Start of TEXT SECTION
Ethical data & evaluation sets
We’re building a sources-first RAG system, so data ethics here is mostly about what we ingest, what we store, and what we allow the assistant to retrieve and cite.
One important clarification: “training dataset” can mean different things in our context:
- Retrieval corpus: the curated documents we retrieve from (PDFs → extracted text → chunks → embeddings).
- Evaluation set: test cases (queries + expected sources/answers) used to measure quality.
- Fine-tuning data: only if/when we later train or fine-tune a model.
The guidance below applies to the first two (and extends to fine-tuning later).
What counts as “ethical data” in practice
Provenance & consent expectations (where it came from)
Prefer sources that are clearly intended for public reading/redistribution (for example: official policy PDFs, standards with permissible use, open-access academic papers). Avoid scraping behind logins/paywalls or bypassing access controls.
Lawfulness & licensing (what permission we can evidence)
End of TEXT SECTION
Start of ROWS
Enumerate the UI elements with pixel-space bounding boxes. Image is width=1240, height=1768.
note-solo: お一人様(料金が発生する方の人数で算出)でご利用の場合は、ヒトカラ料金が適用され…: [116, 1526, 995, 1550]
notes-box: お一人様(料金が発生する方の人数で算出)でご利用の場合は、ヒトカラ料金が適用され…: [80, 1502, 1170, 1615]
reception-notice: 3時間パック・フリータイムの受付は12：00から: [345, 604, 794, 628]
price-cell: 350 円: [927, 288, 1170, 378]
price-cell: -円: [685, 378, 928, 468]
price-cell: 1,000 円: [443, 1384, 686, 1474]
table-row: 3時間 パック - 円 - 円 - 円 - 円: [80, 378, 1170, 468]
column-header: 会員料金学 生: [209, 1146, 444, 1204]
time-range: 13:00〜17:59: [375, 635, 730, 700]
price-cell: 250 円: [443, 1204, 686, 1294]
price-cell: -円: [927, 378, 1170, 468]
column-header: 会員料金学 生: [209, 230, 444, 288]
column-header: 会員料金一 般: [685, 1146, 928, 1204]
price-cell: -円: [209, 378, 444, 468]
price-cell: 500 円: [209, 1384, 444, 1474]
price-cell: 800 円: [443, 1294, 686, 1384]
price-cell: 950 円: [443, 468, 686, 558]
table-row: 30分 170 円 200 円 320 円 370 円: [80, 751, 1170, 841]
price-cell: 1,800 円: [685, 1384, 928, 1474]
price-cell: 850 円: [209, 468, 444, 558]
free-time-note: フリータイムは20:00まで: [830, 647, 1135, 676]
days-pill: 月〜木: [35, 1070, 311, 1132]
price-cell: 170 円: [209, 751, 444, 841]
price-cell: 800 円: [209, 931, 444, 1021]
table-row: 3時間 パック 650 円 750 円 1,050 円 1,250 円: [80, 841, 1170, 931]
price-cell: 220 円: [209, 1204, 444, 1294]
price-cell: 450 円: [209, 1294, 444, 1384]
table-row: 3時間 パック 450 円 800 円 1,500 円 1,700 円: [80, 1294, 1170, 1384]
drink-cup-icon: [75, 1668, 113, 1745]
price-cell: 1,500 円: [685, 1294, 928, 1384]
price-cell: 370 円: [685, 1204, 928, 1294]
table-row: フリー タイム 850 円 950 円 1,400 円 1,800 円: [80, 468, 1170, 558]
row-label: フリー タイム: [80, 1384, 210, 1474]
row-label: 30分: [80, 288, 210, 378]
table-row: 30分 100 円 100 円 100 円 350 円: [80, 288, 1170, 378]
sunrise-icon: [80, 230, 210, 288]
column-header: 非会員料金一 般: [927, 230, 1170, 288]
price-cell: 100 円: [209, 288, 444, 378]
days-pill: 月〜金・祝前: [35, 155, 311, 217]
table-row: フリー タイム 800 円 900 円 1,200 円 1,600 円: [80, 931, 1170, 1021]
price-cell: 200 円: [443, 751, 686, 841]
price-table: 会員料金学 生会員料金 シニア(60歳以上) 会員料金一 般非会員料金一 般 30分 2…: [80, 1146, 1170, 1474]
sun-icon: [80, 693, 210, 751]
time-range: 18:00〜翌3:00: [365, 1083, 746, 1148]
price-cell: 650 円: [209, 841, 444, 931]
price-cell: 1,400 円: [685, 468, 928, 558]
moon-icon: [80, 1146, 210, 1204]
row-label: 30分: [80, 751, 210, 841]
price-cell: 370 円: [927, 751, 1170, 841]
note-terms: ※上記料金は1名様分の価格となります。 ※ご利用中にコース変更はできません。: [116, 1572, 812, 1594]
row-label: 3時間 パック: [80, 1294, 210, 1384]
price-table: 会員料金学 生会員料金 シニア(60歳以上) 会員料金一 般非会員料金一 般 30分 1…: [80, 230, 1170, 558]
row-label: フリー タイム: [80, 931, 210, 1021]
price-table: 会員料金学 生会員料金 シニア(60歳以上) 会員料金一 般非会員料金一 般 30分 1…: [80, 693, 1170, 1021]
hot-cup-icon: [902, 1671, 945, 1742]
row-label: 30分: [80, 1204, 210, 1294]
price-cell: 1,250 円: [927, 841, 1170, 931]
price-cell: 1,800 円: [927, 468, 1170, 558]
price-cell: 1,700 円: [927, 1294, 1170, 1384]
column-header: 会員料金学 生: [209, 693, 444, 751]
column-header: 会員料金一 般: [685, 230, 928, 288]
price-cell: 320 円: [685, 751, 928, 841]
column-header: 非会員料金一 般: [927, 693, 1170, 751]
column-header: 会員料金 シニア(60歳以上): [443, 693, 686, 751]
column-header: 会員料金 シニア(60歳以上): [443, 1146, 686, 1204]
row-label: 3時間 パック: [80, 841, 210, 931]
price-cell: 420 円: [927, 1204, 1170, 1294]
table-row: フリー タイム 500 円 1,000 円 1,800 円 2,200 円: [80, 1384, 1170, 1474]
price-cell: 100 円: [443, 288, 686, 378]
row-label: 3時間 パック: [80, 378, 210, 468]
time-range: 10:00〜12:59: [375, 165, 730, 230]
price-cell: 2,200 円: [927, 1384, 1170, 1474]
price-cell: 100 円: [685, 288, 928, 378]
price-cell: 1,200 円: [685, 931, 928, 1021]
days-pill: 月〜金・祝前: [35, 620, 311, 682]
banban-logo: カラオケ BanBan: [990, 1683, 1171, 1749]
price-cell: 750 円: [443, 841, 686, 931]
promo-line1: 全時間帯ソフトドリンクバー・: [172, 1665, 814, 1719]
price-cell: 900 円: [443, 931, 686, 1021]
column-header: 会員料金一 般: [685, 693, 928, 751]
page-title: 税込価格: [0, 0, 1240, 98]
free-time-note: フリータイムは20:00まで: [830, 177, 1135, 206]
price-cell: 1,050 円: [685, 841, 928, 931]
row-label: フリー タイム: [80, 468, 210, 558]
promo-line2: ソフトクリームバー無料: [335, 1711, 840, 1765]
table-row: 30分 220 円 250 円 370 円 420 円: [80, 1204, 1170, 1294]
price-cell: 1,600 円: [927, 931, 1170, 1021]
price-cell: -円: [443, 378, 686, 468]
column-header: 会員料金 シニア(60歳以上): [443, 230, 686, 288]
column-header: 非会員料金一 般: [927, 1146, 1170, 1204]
End of ROWS
**EXERCISE 1**
According to the section on ethical data and evaluation sets, which two kinds of data does its guidance apply to?
**EXERCISE 2**
Pick up the section on ethical data and evaluation sets where it stops, and write the next part of it.

**TASK ANSWER 1**
The retrieval corpus and the evaluation set.

**TASK ANSWER 2**
Document the license and terms of use for every source—even if it is publicly accessible. Treat “no explicit license” as higher risk, not “free to use.”
Privacy by design (what we avoid collecting)
Minimize personal data. Avoid collecting sensitive or identifiable information unless there is a strong justification and safeguards. Add PII detection/redaction for any web/text ingestion.
Fairness & representation (coverage gaps are measurable)
Track what perspectives/regions/languages are over- or under-represented. Don’t let the corpus silently become “mostly US / English / industry.” Explicitly measure coverage gaps.
Harm minimization (what we exclude or constrain)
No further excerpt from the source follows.